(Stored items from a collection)
....
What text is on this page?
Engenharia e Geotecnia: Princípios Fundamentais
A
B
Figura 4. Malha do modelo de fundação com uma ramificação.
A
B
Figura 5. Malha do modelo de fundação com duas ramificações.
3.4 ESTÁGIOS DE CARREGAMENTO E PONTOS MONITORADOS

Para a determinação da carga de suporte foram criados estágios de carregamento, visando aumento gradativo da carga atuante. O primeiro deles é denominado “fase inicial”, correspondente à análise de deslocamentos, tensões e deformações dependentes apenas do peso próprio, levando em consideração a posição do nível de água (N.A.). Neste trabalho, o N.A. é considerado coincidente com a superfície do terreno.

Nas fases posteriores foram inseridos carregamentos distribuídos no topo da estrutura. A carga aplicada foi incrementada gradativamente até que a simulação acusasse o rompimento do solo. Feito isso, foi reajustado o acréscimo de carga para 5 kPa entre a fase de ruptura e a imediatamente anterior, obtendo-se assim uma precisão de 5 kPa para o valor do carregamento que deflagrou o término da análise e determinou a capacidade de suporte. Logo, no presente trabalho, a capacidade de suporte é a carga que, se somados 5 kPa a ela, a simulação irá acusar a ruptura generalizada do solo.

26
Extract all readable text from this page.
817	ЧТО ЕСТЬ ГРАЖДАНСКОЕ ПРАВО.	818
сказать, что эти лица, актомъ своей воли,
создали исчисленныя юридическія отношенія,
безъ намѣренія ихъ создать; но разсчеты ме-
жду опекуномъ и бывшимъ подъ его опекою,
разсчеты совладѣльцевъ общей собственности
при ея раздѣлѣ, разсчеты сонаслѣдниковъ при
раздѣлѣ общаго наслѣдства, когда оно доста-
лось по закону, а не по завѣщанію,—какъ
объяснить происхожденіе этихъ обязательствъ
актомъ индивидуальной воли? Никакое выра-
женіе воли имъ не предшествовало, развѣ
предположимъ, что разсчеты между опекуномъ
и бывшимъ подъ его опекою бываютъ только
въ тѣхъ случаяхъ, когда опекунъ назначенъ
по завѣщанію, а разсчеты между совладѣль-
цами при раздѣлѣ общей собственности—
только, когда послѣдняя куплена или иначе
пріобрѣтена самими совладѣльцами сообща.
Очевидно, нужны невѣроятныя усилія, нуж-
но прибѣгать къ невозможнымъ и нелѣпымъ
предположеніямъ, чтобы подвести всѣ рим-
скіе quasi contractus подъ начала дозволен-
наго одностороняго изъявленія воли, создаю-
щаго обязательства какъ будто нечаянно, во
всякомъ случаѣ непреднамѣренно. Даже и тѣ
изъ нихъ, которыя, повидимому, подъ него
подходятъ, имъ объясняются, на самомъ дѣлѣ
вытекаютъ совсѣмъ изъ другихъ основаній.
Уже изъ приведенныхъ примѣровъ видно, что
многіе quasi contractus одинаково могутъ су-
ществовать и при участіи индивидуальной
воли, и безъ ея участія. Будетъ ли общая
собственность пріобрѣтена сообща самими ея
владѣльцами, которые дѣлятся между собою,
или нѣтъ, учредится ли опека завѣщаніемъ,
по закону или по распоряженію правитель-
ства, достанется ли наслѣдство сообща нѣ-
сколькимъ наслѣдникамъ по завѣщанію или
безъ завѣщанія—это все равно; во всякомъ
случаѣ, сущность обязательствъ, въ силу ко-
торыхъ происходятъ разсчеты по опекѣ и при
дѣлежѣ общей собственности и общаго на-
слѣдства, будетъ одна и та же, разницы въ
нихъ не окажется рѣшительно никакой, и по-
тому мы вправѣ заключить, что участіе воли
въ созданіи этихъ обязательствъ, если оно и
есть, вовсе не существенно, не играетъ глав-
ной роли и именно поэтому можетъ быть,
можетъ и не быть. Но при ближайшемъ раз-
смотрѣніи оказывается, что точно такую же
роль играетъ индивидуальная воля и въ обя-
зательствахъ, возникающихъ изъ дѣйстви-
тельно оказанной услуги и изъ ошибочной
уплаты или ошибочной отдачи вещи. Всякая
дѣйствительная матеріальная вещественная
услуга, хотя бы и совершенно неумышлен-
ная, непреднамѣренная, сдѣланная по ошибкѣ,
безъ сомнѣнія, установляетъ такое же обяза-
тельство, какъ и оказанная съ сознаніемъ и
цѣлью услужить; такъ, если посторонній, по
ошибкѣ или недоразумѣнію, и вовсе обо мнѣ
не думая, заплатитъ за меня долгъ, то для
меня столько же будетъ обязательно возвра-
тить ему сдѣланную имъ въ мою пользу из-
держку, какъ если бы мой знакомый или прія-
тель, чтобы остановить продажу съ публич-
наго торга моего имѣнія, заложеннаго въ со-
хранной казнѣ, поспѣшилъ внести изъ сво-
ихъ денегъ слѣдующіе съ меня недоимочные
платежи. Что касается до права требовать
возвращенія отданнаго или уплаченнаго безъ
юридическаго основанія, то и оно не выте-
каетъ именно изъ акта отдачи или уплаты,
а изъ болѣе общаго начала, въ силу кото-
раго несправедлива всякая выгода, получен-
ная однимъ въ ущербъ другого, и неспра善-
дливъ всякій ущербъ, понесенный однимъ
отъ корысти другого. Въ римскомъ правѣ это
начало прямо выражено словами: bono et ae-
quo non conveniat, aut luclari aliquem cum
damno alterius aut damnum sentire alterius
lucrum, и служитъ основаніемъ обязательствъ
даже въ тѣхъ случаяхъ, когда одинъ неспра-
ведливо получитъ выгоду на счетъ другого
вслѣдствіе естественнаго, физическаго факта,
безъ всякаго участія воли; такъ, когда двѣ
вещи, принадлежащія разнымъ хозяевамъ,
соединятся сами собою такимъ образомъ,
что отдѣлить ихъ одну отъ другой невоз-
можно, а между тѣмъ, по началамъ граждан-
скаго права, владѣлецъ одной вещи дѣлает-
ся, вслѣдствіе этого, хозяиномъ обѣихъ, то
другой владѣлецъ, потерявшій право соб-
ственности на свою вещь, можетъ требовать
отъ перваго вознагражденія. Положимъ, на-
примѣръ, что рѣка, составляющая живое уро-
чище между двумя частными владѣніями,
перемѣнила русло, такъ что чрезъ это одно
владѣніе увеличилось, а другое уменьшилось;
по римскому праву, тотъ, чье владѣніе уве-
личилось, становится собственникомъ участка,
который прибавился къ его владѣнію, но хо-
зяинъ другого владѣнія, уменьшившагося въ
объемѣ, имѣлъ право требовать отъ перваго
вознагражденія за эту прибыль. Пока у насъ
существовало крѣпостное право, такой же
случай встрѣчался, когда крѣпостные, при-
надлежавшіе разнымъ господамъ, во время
....
> _Brief_: Select all lines in the listing above where the word "suporte" appears, and show them.

> _Written response_:
Para a determinação da carga de suporte foram criados estágios de carregamento, visando aumento gradativo da carga atuante. O primeiro deles é denominado “fase inicial”, correspondente à análise de deslocamentos, tensões e deformações dependentes apenas do peso próprio, levando em consideração a posição do nível de água (N.A.). Neste trabalho, o N.A. é considerado coincidente com a superfície do terreno.
Nas fases posteriores foram inseridos carregamentos distribuídos no topo da estrutura. A carga aplicada foi incrementada gradativamente até que a simulação acusasse o rompimento do solo. Feito isso, foi reajustado o acréscimo de carga para 5 kPa entre a fase de ruptura e a imediatamente anterior, obtendo-se assim uma precisão de 5 kPa para o valor do carregamento que deflagrou o término da análise e determinou a capacidade de suporte. Logo, no presente trabalho, a capacidade de suporte é a carga que, se somados 5 kPa a ela, a simulação irá acusar a ruptura generalizada do solo.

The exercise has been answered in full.